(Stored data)
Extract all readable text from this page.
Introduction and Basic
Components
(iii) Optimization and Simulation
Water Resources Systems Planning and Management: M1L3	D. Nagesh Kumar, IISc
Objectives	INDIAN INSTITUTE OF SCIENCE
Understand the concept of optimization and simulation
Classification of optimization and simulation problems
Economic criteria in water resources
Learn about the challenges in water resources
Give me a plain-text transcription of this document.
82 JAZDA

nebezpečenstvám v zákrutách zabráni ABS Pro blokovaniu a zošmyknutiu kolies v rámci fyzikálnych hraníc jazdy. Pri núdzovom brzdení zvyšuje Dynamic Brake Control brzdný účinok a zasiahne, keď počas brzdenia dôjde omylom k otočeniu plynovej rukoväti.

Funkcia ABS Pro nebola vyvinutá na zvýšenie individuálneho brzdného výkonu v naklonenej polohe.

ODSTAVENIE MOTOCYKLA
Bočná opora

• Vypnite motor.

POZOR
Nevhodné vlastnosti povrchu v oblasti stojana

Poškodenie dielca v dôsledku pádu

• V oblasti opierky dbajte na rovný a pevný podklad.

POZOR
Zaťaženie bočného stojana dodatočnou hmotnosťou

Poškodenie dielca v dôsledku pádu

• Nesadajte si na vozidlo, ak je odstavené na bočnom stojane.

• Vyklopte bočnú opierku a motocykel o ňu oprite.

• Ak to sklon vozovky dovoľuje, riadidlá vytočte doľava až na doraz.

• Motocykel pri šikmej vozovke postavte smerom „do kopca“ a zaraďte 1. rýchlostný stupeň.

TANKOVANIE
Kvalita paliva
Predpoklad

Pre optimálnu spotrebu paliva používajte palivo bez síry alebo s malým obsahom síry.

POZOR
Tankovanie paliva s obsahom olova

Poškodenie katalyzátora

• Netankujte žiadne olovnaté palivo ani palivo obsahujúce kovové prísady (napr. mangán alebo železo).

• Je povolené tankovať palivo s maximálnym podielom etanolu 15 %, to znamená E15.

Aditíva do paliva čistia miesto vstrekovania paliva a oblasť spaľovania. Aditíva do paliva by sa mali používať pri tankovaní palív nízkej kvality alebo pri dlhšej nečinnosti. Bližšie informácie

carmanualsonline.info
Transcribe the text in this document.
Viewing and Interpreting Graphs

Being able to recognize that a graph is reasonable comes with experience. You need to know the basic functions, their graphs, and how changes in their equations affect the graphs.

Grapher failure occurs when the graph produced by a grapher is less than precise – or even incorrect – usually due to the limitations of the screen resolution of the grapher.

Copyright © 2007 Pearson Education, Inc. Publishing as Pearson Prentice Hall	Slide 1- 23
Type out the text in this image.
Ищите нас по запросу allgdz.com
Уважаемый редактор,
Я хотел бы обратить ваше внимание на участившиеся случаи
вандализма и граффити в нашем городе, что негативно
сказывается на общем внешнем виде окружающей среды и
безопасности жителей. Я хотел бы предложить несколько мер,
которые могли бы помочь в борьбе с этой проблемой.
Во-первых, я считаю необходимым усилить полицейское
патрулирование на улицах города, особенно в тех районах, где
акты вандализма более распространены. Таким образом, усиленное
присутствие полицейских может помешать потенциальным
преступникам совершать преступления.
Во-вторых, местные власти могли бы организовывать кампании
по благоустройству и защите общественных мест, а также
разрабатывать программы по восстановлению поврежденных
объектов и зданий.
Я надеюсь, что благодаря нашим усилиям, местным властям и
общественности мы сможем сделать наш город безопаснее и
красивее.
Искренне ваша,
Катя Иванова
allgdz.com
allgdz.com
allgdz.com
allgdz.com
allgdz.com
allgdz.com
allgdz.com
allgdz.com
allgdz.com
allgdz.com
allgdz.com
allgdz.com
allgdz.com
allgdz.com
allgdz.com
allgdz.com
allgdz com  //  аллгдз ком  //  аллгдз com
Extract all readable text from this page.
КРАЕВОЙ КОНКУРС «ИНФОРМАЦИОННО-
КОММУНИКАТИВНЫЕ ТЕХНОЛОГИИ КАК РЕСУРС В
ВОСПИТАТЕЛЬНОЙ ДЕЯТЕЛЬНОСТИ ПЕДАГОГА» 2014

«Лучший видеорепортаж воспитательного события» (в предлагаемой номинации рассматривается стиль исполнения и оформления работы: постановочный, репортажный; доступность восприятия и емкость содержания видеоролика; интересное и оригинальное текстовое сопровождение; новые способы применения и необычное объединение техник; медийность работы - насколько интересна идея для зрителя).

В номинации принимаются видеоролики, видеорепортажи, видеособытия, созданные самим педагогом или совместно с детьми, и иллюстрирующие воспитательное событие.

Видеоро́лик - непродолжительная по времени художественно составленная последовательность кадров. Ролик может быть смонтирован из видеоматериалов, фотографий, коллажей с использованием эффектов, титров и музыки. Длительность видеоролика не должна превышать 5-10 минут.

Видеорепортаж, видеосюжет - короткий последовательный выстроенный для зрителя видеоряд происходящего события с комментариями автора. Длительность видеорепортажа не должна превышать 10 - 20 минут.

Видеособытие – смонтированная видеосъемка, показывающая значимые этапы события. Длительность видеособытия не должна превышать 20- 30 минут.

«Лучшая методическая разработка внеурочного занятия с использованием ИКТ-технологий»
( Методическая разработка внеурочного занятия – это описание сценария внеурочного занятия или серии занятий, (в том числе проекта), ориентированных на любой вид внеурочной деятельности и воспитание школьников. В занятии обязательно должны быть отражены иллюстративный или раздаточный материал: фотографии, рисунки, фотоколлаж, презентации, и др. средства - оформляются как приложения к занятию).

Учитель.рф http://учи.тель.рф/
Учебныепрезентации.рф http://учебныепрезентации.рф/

■ **WHAT IS BEING ASKED**:
Look above for every line with the word "http" and copy it.

■ **CORRECT RESULT**:
Учитель.рф http://учи.тель.рф/
Учебныепрезентации.рф http://учебныепрезентации.рф/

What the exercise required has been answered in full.